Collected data
#####
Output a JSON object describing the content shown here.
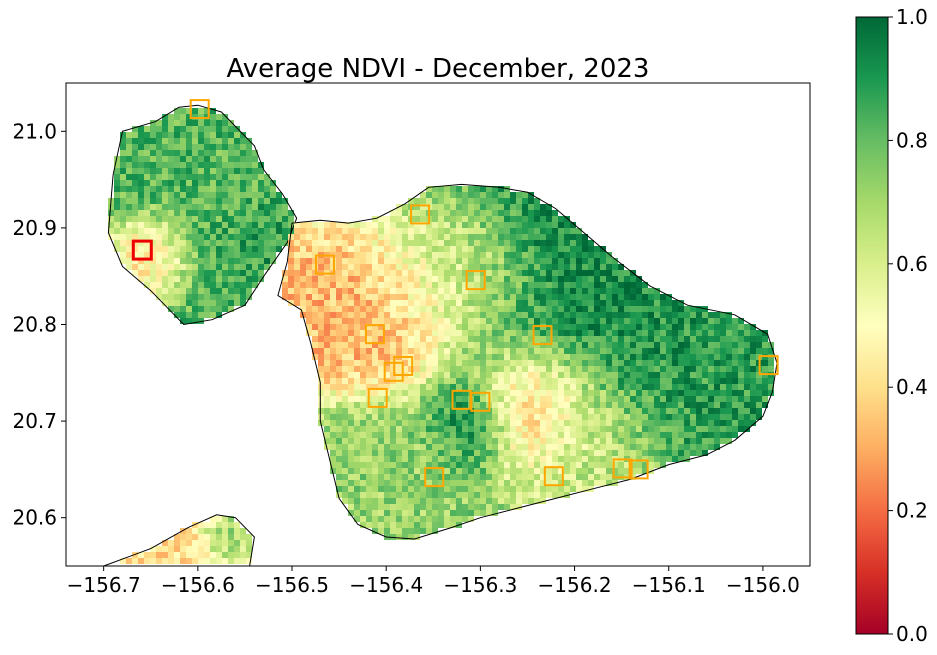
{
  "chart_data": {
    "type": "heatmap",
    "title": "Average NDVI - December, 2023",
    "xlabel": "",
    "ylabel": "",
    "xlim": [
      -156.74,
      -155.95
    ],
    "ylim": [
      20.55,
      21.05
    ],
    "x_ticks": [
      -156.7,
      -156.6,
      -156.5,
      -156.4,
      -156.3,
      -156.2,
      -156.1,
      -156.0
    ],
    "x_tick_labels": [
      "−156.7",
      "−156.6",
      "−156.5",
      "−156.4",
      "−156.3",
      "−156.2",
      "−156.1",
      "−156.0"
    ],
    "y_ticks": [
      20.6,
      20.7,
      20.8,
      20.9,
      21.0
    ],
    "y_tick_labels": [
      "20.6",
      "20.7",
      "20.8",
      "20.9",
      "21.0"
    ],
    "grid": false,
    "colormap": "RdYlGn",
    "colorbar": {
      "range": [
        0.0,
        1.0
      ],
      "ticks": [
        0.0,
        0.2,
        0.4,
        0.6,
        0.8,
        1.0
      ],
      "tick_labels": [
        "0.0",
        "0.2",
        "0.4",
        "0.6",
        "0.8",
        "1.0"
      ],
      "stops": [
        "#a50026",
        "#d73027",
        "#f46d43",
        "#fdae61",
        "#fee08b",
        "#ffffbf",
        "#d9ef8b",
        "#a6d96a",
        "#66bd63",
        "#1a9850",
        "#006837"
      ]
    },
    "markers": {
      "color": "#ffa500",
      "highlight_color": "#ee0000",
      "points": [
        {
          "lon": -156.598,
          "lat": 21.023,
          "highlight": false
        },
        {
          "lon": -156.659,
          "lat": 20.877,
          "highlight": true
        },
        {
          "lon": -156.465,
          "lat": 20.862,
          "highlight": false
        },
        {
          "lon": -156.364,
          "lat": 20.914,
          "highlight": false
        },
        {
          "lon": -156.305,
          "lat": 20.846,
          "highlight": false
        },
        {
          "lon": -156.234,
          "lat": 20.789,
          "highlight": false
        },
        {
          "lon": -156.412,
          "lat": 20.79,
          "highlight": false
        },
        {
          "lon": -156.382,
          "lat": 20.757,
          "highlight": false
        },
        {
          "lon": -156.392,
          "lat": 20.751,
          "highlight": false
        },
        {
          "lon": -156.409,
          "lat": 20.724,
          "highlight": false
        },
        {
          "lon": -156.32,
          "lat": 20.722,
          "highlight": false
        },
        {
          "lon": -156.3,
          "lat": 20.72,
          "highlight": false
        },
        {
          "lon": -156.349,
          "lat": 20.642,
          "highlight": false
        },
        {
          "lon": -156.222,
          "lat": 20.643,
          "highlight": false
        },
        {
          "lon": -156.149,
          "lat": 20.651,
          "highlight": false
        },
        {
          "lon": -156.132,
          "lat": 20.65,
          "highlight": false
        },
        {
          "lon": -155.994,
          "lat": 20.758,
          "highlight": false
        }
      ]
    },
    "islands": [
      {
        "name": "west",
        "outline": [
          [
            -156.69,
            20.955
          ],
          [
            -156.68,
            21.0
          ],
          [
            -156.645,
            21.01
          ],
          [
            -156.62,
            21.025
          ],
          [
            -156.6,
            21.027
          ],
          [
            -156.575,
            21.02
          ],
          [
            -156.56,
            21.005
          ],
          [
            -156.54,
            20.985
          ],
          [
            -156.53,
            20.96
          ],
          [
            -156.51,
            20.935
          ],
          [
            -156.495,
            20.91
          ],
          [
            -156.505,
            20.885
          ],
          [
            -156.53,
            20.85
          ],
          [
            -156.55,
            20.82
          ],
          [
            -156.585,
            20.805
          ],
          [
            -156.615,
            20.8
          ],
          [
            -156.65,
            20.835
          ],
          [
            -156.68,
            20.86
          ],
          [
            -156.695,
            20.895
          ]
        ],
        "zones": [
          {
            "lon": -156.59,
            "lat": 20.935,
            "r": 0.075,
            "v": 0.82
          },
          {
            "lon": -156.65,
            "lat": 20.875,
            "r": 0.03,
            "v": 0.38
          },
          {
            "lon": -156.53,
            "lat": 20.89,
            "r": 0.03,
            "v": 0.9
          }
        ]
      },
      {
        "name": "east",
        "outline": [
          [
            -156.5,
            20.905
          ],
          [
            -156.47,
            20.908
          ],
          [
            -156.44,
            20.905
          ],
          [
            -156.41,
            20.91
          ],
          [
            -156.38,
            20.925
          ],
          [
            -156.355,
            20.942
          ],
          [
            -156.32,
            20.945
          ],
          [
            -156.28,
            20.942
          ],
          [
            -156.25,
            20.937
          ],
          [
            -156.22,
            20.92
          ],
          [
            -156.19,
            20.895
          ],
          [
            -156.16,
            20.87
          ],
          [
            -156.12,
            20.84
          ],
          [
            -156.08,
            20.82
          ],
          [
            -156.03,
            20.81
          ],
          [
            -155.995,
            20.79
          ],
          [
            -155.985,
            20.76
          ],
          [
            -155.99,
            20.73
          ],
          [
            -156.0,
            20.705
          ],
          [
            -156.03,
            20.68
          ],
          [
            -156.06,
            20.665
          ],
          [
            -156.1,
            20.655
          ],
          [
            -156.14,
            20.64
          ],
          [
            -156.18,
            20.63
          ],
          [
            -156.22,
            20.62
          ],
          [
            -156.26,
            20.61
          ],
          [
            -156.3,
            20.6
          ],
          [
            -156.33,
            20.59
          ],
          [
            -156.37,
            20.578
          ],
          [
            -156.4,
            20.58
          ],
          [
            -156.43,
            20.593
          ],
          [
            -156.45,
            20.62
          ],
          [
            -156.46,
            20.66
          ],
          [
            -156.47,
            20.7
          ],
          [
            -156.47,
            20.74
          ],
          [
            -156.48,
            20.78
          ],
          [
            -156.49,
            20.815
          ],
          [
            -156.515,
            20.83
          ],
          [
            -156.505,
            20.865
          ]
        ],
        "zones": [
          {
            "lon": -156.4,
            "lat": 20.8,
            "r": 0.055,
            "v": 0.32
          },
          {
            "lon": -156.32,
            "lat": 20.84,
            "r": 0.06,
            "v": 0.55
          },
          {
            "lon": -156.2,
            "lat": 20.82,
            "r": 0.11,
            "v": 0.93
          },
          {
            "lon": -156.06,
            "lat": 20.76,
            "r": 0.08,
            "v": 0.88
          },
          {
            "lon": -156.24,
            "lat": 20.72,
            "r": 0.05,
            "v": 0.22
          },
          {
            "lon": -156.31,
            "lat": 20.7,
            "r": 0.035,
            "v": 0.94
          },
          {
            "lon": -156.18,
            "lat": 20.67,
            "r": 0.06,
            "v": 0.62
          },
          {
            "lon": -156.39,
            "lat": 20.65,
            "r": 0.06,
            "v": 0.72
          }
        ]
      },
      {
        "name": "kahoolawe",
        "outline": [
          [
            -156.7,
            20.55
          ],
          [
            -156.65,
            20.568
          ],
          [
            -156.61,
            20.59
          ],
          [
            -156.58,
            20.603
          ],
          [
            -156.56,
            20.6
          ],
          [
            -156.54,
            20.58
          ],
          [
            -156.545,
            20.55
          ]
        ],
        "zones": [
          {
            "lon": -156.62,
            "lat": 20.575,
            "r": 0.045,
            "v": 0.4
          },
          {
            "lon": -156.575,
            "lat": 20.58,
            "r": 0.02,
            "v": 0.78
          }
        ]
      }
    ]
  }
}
#####
Repeat verbatim all the material, but not the pictures.

Output a JSON object describing the content shown here.
{
  "chart_data": {
    "type": "heatmap",
    "title": "Average NDVI - December, 2023",
    "xlabel": "",
    "ylabel": "",
    "xlim": [
      -156.74,
      -155.95
    ],
    "ylim": [
      20.55,
      21.05
    ],
    "x_ticks": [
      -156.7,
      -156.6,
      -156.5,
      -156.4,
      -156.3,
      -156.2,
      -156.1,
      -156.0
    ],
    "x_tick_labels": [
      "−156.7",
      "−156.6",
      "−156.5",
      "−156.4",
      "−156.3",
      "−156.2",
      "−156.1",
      "−156.0"
    ],
    "y_ticks": [
      20.6,
      20.7,
      20.8,
      20.9,
      21.0
    ],
    "y_tick_labels": [
      "20.6",
      "20.7",
      "20.8",
      "20.9",
      "21.0"
    ],
    "grid": false,
    "colormap": "RdYlGn",
    "colorbar": {
      "range": [
        0.0,
        1.0
      ],
      "ticks": [
        0.0,
        0.2,
        0.4,
        0.6,
        0.8,
        1.0
      ],
      "tick_labels": [
        "0.0",
        "0.2",
        "0.4",
        "0.6",
        "0.8",
        "1.0"
      ],
      "stops": [
        "#a50026",
        "#d73027",
        "#f46d43",
        "#fdae61",
        "#fee08b",
        "#ffffbf",
        "#d9ef8b",
        "#a6d96a",
        "#66bd63",
        "#1a9850",
        "#006837"
      ]
    },
    "markers": {
      "color": "#ffa500",
      "highlight_color": "#ee0000",
      "points": [
        {
          "lon": -156.598,
          "lat": 21.023,
          "highlight": false
        },
        {
          "lon": -156.659,
          "lat": 20.877,
          "highlight": true
        },
        {
          "lon": -156.465,
          "lat": 20.862,
          "highlight": false
        },
        {
          "lon": -156.364,
          "lat": 20.914,
          "highlight": false
        },
        {
          "lon": -156.305,
          "lat": 20.846,
          "highlight": false
        },
        {
          "lon": -156.234,
          "lat": 20.789,
          "highlight": false
        },
        {
          "lon": -156.412,
          "lat": 20.79,
          "highlight": false
        },
        {
          "lon": -156.382,
          "lat": 20.757,
          "highlight": false
        },
        {
          "lon": -156.392,
          "lat": 20.751,
          "highlight": false
        },
        {
          "lon": -156.409,
          "lat": 20.724,
          "highlight": false
        },
        {
          "lon": -156.32,
          "lat": 20.722,
          "highlight": false
        },
        {
          "lon": -156.3,
          "lat": 20.72,
          "highlight": false
        },
        {
          "lon": -156.349,
          "lat": 20.642,
          "highlight": false
        },
        {
          "lon": -156.222,
          "lat": 20.643,
          "highlight": false
        },
        {
          "lon": -156.149,
          "lat": 20.651,
          "highlight": false
        },
        {
          "lon": -156.132,
          "lat": 20.65,
          "highlight": false
        },
        {
          "lon": -155.994,
          "lat": 20.758,
          "highlight": false
        }
      ]
    },
    "islands": [
      {
        "name": "west",
        "outline": [
          [
            -156.69,
            20.955
          ],
          [
            -156.68,
            21.0
          ],
          [
            -156.645,
            21.01
          ],
          [
            -156.62,
            21.025
          ],
          [
            -156.6,
            21.027
          ],
          [
            -156.575,
            21.02
          ],
          [
            -156.56,
            21.005
          ],
          [
            -156.54,
            20.985
          ],
          [
            -156.53,
            20.96
          ],
          [
            -156.51,
            20.935
          ],
          [
            -156.495,
            20.91
          ],
          [
            -156.505,
            20.885
          ],
          [
            -156.53,
            20.85
          ],
          [
            -156.55,
            20.82
          ],
          [
            -156.585,
            20.805
          ],
          [
            -156.615,
            20.8
          ],
          [
            -156.65,
            20.835
          ],
          [
            -156.68,
            20.86
          ],
          [
            -156.695,
            20.895
          ]
        ],
        "zones": [
          {
            "lon": -156.59,
            "lat": 20.935,
            "r": 0.075,
            "v": 0.82
          },
          {
            "lon": -156.65,
            "lat": 20.875,
            "r": 0.03,
            "v": 0.38
          },
          {
            "lon": -156.53,
            "lat": 20.89,
            "r": 0.03,
            "v": 0.9
          }
        ]
      },
      {
        "name": "east",
        "outline": [
          [
            -156.5,
            20.905
          ],
          [
            -156.47,
            20.908
          ],
          [
            -156.44,
            20.905
          ],
          [
            -156.41,
            20.91
          ],
          [
            -156.38,
            20.925
          ],
          [
            -156.355,
            20.942
          ],
          [
            -156.32,
            20.945
          ],
          [
            -156.28,
            20.942
          ],
          [
            -156.25,
            20.937
          ],
          [
            -156.22,
            20.92
          ],
          [
            -156.19,
            20.895
          ],
          [
            -156.16,
            20.87
          ],
          [
            -156.12,
            20.84
          ],
          [
            -156.08,
            20.82
          ],
          [
            -156.03,
            20.81
          ],
          [
            -155.995,
            20.79
          ],
          [
            -155.985,
            20.76
          ],
          [
            -155.99,
            20.73
          ],
          [
            -156.0,
            20.705
          ],
          [
            -156.03,
            20.68
          ],
          [
            -156.06,
            20.665
          ],
          [
            -156.1,
            20.655
          ],
          [
            -156.14,
            20.64
          ],
          [
            -156.18,
            20.63
          ],
          [
            -156.22,
            20.62
          ],
          [
            -156.26,
            20.61
          ],
          [
            -156.3,
            20.6
          ],
          [
            -156.33,
            20.59
          ],
          [
            -156.37,
            20.578
          ],
          [
            -156.4,
            20.58
          ],
          [
            -156.43,
            20.593
          ],
          [
            -156.45,
            20.62
          ],
          [
            -156.46,
            20.66
          ],
          [
            -156.47,
            20.7
          ],
          [
            -156.47,
            20.74
          ],
          [
            -156.48,
            20.78
          ],
          [
            -156.49,
            20.815
          ],
          [
            -156.515,
            20.83
          ],
          [
            -156.505,
            20.865
          ]
        ],
        "zones": [
          {
            "lon": -156.4,
            "lat": 20.8,
            "r": 0.055,
            "v": 0.32
          },
          {
            "lon": -156.32,
            "lat": 20.84,
            "r": 0.06,
            "v": 0.55
          },
          {
            "lon": -156.2,
            "lat": 20.82,
            "r": 0.11,
            "v": 0.93
          },
          {
            "lon": -156.06,
            "lat": 20.76,
            "r": 0.08,
            "v": 0.88
          },
          {
            "lon": -156.24,
            "lat": 20.72,
            "r": 0.05,
            "v": 0.22
          },
          {
            "lon": -156.31,
            "lat": 20.7,
            "r": 0.035,
            "v": 0.94
          },
          {
            "lon": -156.18,
            "lat": 20.67,
            "r": 0.06,
            "v": 0.62
          },
          {
            "lon": -156.39,
            "lat": 20.65,
            "r": 0.06,
            "v": 0.72
          }
        ]
      },
      {
        "name": "kahoolawe",
        "outline": [
          [
            -156.7,
            20.55
          ],
          [
            -156.65,
            20.568
          ],
          [
            -156.61,
            20.59
          ],
          [
            -156.58,
            20.603
          ],
          [
            -156.56,
            20.6
          ],
          [
            -156.54,
            20.58
          ],
          [
            -156.545,
            20.55
          ]
        ],
        "zones": [
          {
            "lon": -156.62,
            "lat": 20.575,
            "r": 0.045,
            "v": 0.4
          },
          {
            "lon": -156.575,
            "lat": 20.58,
            "r": 0.02,
            "v": 0.78
          }
        ]
      }
    ]
  }
}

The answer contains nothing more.